- [Instruction] Return each line that holds the word "title".

** Start Records for this exercise **

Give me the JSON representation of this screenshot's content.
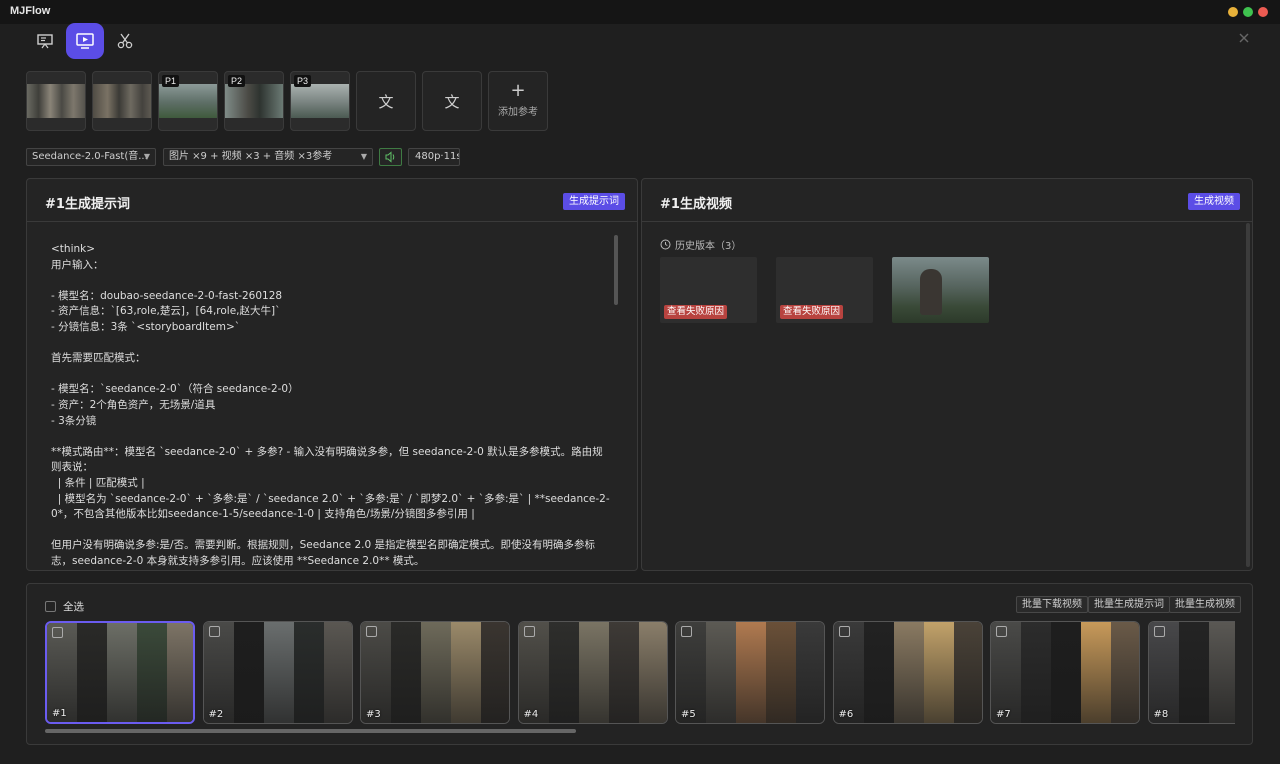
{
  "app": {
    "title": "MJFlow"
  },
  "window_controls": [
    "minimize",
    "maximize",
    "close"
  ],
  "toolbar": {
    "tabs": [
      {
        "icon": "presentation-icon",
        "active": false
      },
      {
        "icon": "video-play-icon",
        "active": true
      },
      {
        "icon": "scissors-icon",
        "active": false
      }
    ]
  },
  "references": {
    "items": [
      {
        "tag": "",
        "type": "image"
      },
      {
        "tag": "",
        "type": "image"
      },
      {
        "tag": "P1",
        "type": "image"
      },
      {
        "tag": "P2",
        "type": "image"
      },
      {
        "tag": "P3",
        "type": "image"
      },
      {
        "tag": "",
        "type": "text",
        "text": "文"
      },
      {
        "tag": "",
        "type": "text",
        "text": "文"
      }
    ],
    "add_label": "添加参考"
  },
  "settings": {
    "model": "Seedance-2.0-Fast(音...",
    "assets": "图片 ×9 + 视频 ×3 + 音频 ×3参考",
    "resolution": "480p·11s"
  },
  "prompt_panel": {
    "title": "#1生成提示词",
    "button": "生成提示词",
    "body": "<think>\n用户输入：\n\n- 模型名：doubao-seedance-2-0-fast-260128\n- 资产信息：`[63,role,楚云]，[64,role,赵大牛]`\n- 分镜信息：3条 `<storyboardItem>`\n\n首先需要匹配模式：\n\n- 模型名：`seedance-2-0`（符合 seedance-2-0）\n- 资产：2个角色资产，无场景/道具\n- 3条分镜\n\n**模式路由**：模型名 `seedance-2-0` + 多参? - 输入没有明确说多参，但 seedance-2-0 默认是多参模式。路由规则表说：\n  | 条件 | 匹配模式 |\n  | 模型名为 `seedance-2-0` + `多参:是` / `seedance 2.0` + `多参:是` / `即梦2.0` + `多参:是` | **seedance-2-0*，不包含其他版本比如seedance-1-5/seedance-1-0 | 支持角色/场景/分镜图多参引用 |\n\n但用户没有明确说多参:是/否。需要判断。根据规则，Seedance 2.0 是指定模型名即确定模式。即使没有明确多参标志，seedance-2-0 本身就支持多参引用。应该使用 **Seedance 2.0** 模式。"
  },
  "video_panel": {
    "title": "#1生成视频",
    "button": "生成视频",
    "history_label": "历史版本（3）",
    "versions": [
      {
        "status": "failed",
        "tag": "查看失败原因"
      },
      {
        "status": "failed",
        "tag": "查看失败原因"
      },
      {
        "status": "success",
        "tag": ""
      }
    ]
  },
  "storyboard": {
    "select_all": "全选",
    "buttons": [
      "批量下载视频",
      "批量生成提示词",
      "批量生成视频"
    ],
    "items": [
      {
        "num": "#1",
        "selected": true
      },
      {
        "num": "#2",
        "selected": false
      },
      {
        "num": "#3",
        "selected": false
      },
      {
        "num": "#4",
        "selected": false
      },
      {
        "num": "#5",
        "selected": false
      },
      {
        "num": "#6",
        "selected": false
      },
      {
        "num": "#7",
        "selected": false
      },
      {
        "num": "#8",
        "selected": false
      }
    ]
  },
  "colors": {
    "accent": "#5b4de6",
    "fail": "#b8433f",
    "background": "#1f1f1f",
    "panel": "#242424"
  }
}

** End Records for this exercise **

- [Exercise solution]
    "title": "MJFlow"
    "title": "#1生成提示词",
    "title": "#1生成视频",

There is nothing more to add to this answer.